▶ _Goal_
Return every line below in which "pSPAK" appears.

▶ _Record list_
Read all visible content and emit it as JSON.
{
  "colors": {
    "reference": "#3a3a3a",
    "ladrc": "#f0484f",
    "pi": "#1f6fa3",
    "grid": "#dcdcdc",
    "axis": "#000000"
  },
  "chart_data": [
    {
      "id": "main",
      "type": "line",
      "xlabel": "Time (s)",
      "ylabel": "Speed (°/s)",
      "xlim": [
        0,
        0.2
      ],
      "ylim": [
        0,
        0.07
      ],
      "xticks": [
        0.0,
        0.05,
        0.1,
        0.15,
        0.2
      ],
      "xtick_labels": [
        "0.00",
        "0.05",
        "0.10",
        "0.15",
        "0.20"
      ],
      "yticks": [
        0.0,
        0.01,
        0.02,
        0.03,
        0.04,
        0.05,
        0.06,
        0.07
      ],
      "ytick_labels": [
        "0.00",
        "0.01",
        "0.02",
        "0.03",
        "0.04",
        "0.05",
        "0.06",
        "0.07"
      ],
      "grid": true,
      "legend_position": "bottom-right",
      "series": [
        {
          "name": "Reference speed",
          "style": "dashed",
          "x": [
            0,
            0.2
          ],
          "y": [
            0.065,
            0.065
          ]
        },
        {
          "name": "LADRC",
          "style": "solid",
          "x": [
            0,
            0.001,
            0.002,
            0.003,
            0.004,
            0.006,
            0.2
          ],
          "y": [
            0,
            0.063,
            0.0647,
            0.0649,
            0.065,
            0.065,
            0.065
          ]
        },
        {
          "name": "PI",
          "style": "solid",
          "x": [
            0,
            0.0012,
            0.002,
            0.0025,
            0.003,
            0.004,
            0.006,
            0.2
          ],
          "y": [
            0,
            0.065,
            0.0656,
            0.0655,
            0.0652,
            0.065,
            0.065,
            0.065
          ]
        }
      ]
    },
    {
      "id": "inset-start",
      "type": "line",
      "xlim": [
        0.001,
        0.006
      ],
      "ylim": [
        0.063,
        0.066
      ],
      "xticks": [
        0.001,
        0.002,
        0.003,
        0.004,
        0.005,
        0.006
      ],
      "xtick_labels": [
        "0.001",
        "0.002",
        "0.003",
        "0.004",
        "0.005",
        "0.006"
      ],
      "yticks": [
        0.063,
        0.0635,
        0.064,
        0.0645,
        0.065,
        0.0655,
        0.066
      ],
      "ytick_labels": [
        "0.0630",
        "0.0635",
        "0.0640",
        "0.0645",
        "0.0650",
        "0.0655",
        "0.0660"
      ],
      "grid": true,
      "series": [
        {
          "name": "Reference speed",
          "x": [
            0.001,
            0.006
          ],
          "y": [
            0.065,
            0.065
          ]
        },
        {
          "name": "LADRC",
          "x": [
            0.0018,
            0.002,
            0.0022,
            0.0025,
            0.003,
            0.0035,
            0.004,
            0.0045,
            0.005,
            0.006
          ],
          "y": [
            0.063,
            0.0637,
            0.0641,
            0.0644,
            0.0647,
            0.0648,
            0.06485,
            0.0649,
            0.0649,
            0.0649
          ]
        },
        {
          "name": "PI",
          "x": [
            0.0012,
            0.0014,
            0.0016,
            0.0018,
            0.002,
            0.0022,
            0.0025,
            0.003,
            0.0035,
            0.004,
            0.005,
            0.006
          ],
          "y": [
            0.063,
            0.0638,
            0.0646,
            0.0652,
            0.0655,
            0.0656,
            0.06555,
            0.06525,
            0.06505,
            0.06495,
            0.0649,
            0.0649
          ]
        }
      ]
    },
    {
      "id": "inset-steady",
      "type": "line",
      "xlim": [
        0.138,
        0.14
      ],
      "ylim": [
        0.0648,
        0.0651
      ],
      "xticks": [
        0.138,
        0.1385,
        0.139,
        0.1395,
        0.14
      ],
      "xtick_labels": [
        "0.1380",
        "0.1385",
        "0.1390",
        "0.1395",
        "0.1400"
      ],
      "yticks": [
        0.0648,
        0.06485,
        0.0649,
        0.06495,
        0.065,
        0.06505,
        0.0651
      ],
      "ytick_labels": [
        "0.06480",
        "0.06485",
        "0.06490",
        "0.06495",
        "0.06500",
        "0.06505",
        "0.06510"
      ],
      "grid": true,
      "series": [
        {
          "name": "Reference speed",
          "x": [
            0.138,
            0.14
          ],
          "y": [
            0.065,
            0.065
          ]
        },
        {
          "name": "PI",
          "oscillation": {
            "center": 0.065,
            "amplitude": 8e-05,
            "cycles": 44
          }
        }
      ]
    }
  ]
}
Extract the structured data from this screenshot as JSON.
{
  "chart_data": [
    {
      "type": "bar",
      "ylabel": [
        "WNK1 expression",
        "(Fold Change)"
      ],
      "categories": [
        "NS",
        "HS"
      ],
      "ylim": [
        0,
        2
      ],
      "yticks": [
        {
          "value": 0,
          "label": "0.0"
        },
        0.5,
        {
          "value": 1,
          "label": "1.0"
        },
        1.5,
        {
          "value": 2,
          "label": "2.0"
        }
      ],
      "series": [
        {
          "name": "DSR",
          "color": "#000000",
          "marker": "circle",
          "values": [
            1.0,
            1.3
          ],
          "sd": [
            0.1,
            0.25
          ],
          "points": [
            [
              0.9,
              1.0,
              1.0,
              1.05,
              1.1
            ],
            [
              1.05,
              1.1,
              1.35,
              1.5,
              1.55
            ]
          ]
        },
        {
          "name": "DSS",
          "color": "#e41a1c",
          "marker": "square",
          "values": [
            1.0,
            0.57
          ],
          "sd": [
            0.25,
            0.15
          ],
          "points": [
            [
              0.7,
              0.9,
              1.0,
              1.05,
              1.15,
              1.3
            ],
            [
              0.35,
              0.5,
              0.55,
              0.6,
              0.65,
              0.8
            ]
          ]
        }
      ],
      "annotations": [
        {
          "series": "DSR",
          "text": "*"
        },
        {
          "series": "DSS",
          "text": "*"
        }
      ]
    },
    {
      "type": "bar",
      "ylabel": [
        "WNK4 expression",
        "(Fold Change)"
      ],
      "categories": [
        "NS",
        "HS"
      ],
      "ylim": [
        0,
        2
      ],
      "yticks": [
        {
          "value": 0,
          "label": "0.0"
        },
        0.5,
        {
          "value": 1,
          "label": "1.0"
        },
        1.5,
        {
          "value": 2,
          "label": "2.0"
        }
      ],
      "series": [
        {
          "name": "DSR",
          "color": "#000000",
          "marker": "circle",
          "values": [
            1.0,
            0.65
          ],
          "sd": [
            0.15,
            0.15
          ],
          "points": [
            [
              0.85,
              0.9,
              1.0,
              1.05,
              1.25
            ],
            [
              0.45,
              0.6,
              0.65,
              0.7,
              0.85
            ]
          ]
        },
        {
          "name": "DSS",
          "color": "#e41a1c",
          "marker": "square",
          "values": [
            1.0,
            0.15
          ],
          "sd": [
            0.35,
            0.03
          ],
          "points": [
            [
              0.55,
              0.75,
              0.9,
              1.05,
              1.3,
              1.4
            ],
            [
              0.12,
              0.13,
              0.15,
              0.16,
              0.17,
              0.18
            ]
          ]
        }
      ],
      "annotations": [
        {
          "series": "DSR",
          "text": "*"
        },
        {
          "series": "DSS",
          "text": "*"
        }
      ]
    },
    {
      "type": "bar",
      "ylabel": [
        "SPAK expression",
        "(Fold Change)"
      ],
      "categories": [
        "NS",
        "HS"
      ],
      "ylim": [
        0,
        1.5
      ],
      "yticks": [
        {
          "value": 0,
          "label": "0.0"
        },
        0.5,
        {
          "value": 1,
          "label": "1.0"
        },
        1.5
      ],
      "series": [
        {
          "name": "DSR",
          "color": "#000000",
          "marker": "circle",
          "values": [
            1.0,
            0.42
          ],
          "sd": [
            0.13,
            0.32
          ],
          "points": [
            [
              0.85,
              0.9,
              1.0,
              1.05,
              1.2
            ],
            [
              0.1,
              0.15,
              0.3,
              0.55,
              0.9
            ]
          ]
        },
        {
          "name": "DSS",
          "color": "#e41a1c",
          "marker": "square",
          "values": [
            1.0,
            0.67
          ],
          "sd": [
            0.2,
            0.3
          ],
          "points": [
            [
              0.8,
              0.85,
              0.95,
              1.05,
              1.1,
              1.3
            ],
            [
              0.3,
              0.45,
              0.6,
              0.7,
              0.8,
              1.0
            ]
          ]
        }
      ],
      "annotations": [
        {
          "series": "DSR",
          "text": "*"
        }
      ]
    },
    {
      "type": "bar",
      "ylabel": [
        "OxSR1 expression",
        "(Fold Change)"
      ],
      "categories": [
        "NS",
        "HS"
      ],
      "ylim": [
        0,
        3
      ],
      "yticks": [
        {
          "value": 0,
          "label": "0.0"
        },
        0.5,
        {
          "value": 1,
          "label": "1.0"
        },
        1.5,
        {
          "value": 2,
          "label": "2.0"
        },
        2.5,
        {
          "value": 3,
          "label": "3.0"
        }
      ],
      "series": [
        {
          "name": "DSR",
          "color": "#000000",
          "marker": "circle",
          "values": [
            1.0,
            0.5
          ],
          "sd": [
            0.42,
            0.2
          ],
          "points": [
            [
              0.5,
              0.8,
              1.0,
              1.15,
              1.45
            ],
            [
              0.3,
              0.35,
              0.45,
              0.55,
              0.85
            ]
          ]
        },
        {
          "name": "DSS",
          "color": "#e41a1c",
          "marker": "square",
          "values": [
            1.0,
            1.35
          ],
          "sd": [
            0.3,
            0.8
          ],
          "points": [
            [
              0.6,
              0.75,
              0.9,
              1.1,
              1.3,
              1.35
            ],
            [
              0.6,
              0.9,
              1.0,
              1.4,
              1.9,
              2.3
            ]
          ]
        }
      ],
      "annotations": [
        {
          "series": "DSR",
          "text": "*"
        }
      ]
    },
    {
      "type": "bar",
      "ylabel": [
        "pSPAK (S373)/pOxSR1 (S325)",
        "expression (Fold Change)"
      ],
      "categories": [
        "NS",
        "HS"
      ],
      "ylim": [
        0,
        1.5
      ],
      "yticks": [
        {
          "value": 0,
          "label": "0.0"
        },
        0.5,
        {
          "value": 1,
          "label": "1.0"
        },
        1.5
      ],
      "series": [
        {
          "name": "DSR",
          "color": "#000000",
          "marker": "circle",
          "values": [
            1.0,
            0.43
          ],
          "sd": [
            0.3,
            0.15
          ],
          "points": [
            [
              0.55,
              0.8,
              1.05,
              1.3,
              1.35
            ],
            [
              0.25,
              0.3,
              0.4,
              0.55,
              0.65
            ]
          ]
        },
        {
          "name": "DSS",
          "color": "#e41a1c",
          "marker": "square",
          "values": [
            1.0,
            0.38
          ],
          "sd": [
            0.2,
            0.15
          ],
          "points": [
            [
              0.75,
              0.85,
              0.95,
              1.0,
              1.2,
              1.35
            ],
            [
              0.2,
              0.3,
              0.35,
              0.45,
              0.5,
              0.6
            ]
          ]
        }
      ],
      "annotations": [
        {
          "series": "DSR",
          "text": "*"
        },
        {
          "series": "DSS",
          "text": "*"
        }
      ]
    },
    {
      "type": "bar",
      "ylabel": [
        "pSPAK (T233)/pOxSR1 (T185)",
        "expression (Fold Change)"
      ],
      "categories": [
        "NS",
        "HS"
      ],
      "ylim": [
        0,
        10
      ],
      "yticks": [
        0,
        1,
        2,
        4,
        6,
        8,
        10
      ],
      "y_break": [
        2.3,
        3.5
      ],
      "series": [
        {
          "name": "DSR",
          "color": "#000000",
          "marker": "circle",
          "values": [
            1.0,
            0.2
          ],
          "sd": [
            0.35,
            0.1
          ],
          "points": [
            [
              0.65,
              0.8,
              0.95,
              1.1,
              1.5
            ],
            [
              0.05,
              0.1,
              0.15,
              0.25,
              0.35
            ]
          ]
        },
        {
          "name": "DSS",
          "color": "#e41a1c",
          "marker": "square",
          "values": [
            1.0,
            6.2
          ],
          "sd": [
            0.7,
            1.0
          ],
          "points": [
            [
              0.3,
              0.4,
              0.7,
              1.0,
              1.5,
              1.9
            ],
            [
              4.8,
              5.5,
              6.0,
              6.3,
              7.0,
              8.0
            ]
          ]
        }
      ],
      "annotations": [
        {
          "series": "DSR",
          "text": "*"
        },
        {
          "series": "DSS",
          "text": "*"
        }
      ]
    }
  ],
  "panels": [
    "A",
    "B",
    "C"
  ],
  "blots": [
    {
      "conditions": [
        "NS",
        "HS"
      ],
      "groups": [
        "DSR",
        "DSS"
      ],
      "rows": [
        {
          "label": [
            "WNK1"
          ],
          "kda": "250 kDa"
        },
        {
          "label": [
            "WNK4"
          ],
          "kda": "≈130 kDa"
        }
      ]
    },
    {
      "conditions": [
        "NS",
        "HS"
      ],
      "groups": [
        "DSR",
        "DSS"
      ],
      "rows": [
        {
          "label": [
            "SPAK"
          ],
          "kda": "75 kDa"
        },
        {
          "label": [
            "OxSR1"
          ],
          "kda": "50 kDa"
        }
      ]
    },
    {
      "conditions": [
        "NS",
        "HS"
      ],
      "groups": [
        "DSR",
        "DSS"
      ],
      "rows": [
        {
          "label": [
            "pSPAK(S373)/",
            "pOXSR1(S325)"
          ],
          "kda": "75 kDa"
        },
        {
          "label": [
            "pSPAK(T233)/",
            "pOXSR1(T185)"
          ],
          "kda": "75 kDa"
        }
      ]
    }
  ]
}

▶ _Result of this exercise_
        "pSPAK (S373)/pOxSR1 (S325)",
        "pSPAK (T233)/pOxSR1 (T185)",
            "pSPAK(S373)/",
            "pSPAK(T233)/",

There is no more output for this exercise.